To do – Look through the data below and report how many lines include "those". Only the number should be given.

Excerpted data –
BEGIN
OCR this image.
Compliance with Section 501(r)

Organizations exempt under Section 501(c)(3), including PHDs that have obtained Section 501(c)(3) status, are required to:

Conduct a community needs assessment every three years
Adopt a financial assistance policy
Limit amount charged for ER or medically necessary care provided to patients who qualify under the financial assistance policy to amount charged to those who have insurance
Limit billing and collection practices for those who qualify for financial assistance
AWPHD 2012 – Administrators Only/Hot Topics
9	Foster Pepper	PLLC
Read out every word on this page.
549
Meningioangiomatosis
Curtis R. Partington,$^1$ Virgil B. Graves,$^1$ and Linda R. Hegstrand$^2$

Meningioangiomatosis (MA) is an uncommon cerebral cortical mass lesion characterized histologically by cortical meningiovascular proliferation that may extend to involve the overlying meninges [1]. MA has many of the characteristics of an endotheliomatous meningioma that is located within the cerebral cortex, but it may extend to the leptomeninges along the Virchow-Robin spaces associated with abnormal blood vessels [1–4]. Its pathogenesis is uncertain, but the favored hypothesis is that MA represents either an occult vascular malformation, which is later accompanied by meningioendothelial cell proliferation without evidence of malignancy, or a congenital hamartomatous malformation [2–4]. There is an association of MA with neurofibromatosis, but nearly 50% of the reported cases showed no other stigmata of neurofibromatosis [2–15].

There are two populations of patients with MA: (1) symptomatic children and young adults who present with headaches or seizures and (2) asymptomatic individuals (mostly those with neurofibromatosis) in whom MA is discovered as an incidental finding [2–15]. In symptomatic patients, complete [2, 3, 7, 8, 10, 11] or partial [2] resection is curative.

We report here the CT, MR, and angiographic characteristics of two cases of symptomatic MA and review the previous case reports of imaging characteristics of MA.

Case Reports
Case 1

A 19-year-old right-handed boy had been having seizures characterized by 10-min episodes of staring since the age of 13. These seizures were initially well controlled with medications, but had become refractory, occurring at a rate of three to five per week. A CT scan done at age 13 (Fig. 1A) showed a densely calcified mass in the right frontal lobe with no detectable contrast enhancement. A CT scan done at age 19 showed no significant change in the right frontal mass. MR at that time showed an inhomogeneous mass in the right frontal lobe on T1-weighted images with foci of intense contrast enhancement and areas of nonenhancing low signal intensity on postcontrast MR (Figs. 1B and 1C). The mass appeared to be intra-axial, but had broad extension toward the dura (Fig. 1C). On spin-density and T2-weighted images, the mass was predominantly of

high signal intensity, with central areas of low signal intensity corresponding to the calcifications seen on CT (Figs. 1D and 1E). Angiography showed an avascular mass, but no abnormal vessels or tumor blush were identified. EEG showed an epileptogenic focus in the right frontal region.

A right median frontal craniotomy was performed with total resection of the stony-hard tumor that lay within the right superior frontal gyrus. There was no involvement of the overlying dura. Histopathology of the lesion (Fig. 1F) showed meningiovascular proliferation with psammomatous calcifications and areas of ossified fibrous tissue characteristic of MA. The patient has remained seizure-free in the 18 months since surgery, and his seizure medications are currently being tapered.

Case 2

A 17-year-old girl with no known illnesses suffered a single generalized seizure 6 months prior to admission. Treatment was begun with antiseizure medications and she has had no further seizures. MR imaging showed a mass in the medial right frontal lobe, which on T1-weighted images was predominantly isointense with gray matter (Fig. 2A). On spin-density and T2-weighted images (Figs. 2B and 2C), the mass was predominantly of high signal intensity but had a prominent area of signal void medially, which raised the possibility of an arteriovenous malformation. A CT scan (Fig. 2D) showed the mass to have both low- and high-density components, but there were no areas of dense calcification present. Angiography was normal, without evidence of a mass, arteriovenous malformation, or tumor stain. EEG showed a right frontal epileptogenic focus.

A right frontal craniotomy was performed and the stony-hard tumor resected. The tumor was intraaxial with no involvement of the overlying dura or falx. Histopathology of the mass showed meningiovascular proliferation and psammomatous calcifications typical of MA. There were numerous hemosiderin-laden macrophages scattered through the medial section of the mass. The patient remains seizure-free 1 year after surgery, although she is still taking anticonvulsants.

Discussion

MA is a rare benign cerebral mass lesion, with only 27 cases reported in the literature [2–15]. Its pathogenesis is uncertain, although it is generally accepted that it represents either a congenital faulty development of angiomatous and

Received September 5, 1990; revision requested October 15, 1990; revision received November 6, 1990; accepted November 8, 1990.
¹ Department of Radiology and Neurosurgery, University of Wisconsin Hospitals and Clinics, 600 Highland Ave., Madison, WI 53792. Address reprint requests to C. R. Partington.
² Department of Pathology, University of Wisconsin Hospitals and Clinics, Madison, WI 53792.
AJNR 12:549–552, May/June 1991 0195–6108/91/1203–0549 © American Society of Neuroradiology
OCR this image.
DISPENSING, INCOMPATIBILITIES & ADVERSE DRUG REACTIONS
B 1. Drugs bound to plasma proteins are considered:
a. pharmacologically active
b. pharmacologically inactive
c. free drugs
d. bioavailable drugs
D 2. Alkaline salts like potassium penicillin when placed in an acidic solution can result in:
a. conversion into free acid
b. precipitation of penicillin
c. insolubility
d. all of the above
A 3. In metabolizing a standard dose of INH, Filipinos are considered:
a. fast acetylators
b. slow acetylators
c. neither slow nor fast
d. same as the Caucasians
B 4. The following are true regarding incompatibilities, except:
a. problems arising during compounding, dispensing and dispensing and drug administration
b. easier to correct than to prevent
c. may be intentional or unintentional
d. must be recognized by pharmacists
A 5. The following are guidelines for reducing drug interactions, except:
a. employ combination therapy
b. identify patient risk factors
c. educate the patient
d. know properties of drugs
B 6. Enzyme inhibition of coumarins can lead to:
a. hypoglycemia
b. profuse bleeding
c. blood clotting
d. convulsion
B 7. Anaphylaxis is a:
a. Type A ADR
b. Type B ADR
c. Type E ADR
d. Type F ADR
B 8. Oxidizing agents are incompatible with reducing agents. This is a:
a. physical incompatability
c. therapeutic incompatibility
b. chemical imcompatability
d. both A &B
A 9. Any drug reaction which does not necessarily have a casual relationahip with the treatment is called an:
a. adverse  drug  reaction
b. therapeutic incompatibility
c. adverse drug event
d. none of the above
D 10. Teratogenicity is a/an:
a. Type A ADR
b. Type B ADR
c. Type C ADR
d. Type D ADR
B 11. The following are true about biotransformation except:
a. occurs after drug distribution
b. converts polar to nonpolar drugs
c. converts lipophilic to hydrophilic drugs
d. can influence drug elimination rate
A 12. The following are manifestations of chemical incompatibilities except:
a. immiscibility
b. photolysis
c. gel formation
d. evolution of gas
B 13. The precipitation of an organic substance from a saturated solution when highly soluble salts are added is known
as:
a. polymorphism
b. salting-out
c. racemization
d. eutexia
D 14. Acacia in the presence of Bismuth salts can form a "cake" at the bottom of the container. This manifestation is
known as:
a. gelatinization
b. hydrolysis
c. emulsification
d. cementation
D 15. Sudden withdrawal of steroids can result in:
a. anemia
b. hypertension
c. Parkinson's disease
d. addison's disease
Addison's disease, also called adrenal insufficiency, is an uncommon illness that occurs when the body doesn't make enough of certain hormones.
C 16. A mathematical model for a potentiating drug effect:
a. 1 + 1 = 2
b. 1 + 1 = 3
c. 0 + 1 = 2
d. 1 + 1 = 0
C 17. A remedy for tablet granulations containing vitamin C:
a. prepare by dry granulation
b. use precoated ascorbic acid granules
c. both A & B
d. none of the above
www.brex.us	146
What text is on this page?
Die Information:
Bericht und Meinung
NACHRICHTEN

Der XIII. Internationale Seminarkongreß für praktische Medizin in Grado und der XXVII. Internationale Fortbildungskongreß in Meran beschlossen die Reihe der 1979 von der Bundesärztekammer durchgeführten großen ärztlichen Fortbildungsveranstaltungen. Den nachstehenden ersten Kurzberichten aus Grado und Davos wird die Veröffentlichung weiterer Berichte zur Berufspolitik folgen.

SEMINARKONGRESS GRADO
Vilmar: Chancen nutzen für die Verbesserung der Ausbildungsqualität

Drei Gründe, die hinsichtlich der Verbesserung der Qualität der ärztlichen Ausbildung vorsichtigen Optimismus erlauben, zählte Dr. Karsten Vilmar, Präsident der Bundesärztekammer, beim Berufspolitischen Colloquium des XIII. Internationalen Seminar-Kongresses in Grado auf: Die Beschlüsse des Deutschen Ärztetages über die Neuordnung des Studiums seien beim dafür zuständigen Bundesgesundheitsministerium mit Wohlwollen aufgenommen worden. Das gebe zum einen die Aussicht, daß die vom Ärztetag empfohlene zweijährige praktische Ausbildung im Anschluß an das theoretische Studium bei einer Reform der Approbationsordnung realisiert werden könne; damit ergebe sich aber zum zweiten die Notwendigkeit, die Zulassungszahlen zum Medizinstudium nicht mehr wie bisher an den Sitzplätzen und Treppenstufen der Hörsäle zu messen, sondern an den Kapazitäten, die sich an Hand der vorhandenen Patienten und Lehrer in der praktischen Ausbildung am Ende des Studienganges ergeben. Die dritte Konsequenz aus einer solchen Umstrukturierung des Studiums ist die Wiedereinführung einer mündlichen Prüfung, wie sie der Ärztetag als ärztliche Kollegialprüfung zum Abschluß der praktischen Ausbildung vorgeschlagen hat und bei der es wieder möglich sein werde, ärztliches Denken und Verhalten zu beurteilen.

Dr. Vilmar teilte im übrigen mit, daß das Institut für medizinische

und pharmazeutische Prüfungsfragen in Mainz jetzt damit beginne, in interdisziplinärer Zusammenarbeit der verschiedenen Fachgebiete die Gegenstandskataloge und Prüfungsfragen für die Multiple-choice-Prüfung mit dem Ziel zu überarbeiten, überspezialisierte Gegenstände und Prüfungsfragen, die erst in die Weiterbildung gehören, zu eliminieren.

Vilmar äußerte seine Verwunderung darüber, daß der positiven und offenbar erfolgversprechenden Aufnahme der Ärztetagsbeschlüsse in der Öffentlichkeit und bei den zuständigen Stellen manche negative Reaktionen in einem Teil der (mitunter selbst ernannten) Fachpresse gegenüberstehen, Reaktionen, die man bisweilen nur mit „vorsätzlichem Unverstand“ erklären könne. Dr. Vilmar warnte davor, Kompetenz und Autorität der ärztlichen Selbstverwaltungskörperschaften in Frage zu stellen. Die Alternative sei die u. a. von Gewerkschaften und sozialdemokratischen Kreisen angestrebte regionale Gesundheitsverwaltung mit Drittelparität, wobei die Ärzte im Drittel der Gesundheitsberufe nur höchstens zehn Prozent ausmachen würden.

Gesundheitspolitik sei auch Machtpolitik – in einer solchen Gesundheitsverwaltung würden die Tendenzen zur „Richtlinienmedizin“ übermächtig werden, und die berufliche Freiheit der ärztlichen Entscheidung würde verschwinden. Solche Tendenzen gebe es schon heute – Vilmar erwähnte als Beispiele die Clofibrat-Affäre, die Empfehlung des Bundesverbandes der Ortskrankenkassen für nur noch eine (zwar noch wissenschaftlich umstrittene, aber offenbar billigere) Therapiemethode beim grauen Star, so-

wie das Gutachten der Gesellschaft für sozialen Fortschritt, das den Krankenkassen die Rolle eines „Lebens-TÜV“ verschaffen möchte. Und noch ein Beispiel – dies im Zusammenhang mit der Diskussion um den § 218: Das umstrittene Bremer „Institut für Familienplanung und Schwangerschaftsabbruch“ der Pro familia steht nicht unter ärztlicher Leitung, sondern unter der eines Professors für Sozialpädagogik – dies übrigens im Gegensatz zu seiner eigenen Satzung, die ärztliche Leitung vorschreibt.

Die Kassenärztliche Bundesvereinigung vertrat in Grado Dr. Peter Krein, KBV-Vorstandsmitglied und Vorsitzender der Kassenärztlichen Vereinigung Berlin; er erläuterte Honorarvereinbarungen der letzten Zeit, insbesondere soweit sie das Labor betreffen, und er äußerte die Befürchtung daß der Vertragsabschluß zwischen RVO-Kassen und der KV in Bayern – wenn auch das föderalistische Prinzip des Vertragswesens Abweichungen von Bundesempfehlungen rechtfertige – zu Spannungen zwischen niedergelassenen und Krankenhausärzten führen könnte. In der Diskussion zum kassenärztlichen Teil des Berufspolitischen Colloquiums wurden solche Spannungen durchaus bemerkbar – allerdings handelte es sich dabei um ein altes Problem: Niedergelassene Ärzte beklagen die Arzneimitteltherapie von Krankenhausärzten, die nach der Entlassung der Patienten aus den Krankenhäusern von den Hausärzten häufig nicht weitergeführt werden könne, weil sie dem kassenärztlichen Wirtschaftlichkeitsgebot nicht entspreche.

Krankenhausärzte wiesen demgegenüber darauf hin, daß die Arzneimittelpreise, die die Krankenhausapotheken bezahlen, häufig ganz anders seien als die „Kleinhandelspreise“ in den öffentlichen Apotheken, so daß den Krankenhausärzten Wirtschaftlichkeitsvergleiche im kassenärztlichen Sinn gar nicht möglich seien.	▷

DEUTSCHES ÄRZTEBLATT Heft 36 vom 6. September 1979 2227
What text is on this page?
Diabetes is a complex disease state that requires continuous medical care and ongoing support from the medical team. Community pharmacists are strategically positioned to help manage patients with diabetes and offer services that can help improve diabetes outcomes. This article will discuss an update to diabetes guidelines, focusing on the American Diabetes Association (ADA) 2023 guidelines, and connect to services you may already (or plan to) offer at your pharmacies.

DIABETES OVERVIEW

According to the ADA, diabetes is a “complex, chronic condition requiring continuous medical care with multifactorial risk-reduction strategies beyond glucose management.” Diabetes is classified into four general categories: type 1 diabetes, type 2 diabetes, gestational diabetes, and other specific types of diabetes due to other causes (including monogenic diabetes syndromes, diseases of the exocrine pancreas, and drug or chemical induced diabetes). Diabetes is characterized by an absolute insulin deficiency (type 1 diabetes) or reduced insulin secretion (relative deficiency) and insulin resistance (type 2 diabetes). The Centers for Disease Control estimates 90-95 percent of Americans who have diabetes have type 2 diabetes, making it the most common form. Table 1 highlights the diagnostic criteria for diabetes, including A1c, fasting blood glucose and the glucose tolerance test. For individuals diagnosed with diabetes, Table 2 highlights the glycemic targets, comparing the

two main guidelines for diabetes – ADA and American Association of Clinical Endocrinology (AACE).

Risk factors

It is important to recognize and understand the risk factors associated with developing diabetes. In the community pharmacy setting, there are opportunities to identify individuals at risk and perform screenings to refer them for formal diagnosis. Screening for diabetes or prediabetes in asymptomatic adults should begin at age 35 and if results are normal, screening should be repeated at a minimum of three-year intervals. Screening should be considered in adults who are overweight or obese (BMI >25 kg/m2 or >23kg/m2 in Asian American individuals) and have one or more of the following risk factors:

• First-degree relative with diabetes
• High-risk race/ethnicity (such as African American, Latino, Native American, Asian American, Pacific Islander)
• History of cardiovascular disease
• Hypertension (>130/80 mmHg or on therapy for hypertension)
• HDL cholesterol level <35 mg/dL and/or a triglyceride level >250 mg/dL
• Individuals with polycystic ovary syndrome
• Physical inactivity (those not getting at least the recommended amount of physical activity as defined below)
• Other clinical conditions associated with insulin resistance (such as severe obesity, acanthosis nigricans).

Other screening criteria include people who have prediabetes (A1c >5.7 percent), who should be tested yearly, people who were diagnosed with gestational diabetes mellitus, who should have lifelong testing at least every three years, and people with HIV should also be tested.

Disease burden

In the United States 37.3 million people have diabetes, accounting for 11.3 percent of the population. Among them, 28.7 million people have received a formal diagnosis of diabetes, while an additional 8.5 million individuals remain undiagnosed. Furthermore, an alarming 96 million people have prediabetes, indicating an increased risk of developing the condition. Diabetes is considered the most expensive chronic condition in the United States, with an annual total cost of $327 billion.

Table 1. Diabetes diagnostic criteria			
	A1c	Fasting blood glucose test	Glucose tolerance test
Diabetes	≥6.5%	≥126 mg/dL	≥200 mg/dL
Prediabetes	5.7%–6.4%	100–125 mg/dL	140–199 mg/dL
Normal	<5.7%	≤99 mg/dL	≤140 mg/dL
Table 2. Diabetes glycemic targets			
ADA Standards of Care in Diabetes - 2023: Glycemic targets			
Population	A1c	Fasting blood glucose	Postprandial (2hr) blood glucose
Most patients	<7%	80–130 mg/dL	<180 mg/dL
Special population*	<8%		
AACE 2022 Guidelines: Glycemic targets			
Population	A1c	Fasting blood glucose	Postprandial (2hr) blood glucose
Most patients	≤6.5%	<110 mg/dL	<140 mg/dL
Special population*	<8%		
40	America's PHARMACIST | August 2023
END
Answer to the problem – 4